:: TASK INSTRUCTIONS ::
Retype the complete listing exactly as it appears.

:: PROVIDED RECORDS ::

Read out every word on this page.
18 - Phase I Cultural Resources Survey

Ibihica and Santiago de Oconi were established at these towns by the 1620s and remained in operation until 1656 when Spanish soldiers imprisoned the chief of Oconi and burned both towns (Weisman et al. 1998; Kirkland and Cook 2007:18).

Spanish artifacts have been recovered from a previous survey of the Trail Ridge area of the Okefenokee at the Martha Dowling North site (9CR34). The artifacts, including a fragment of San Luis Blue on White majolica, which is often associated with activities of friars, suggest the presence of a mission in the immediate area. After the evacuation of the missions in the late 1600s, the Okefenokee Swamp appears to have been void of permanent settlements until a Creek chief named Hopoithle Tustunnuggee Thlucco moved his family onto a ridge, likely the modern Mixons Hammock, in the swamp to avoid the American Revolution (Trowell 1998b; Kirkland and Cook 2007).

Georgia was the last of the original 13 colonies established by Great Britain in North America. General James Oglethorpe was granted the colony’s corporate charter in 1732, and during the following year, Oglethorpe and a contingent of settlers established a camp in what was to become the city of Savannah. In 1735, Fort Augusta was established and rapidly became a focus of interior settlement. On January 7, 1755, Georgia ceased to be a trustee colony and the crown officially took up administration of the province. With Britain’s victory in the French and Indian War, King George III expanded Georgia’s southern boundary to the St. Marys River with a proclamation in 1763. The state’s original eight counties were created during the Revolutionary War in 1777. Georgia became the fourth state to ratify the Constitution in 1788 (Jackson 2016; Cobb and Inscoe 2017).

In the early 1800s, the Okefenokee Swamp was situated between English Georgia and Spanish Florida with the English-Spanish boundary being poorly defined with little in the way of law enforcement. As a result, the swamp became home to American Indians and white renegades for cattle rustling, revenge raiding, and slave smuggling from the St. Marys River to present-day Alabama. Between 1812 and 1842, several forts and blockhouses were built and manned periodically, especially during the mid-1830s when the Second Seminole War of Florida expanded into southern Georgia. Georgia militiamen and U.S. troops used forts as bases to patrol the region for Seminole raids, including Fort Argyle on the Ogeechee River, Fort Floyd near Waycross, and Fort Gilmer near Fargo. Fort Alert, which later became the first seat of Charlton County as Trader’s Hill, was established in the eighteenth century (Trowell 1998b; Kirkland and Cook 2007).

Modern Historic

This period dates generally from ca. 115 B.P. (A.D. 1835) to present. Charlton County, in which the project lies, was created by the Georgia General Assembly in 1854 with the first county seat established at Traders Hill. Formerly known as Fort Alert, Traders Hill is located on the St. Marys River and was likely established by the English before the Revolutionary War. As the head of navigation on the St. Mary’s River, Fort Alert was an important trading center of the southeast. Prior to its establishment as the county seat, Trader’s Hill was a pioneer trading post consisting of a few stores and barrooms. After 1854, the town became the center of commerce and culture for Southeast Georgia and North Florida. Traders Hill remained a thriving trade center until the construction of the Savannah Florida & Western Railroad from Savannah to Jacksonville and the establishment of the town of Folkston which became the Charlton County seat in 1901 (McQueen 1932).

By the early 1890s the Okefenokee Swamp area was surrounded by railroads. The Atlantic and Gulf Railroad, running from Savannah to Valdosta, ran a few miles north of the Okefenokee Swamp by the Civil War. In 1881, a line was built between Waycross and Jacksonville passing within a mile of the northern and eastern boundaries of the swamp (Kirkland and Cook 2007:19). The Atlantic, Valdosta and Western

:: WRITTEN SOLUTION ::
Read out every word on this page.
18 - Phase I Cultural Resources Survey

Ibihica and Santiago de Oconi were established at these towns by the 1620s and remained in operation until 1656 when Spanish soldiers imprisoned the chief of Oconi and burned both towns (Weisman et al. 1998; Kirkland and Cook 2007:18).

Spanish artifacts have been recovered from a previous survey of the Trail Ridge area of the Okefenokee at the Martha Dowling North site (9CR34). The artifacts, including a fragment of San Luis Blue on White majolica, which is often associated with activities of friars, suggest the presence of a mission in the immediate area. After the evacuation of the missions in the late 1600s, the Okefenokee Swamp appears to have been void of permanent settlements until a Creek chief named Hopoithle Tustunnuggee Thlucco moved his family onto a ridge, likely the modern Mixons Hammock, in the swamp to avoid the American Revolution (Trowell 1998b; Kirkland and Cook 2007).

Georgia was the last of the original 13 colonies established by Great Britain in North America. General James Oglethorpe was granted the colony’s corporate charter in 1732, and during the following year, Oglethorpe and a contingent of settlers established a camp in what was to become the city of Savannah. In 1735, Fort Augusta was established and rapidly became a focus of interior settlement. On January 7, 1755, Georgia ceased to be a trustee colony and the crown officially took up administration of the province. With Britain’s victory in the French and Indian War, King George III expanded Georgia’s southern boundary to the St. Marys River with a proclamation in 1763. The state’s original eight counties were created during the Revolutionary War in 1777. Georgia became the fourth state to ratify the Constitution in 1788 (Jackson 2016; Cobb and Inscoe 2017).

In the early 1800s, the Okefenokee Swamp was situated between English Georgia and Spanish Florida with the English-Spanish boundary being poorly defined with little in the way of law enforcement. As a result, the swamp became home to American Indians and white renegades for cattle rustling, revenge raiding, and slave smuggling from the St. Marys River to present-day Alabama. Between 1812 and 1842, several forts and blockhouses were built and manned periodically, especially during the mid-1830s when the Second Seminole War of Florida expanded into southern Georgia. Georgia militiamen and U.S. troops used forts as bases to patrol the region for Seminole raids, including Fort Argyle on the Ogeechee River, Fort Floyd near Waycross, and Fort Gilmer near Fargo. Fort Alert, which later became the first seat of Charlton County as Trader’s Hill, was established in the eighteenth century (Trowell 1998b; Kirkland and Cook 2007).

Modern Historic

This period dates generally from ca. 115 B.P. (A.D. 1835) to present. Charlton County, in which the project lies, was created by the Georgia General Assembly in 1854 with the first county seat established at Traders Hill. Formerly known as Fort Alert, Traders Hill is located on the St. Marys River and was likely established by the English before the Revolutionary War. As the head of navigation on the St. Mary’s River, Fort Alert was an important trading center of the southeast. Prior to its establishment as the county seat, Trader’s Hill was a pioneer trading post consisting of a few stores and barrooms. After 1854, the town became the center of commerce and culture for Southeast Georgia and North Florida. Traders Hill remained a thriving trade center until the construction of the Savannah Florida & Western Railroad from Savannah to Jacksonville and the establishment of the town of Folkston which became the Charlton County seat in 1901 (McQueen 1932).

By the early 1890s the Okefenokee Swamp area was surrounded by railroads. The Atlantic and Gulf Railroad, running from Savannah to Valdosta, ran a few miles north of the Okefenokee Swamp by the Civil War. In 1881, a line was built between Waycross and Jacksonville passing within a mile of the northern and eastern boundaries of the swamp (Kirkland and Cook 2007:19). The Atlantic, Valdosta and Western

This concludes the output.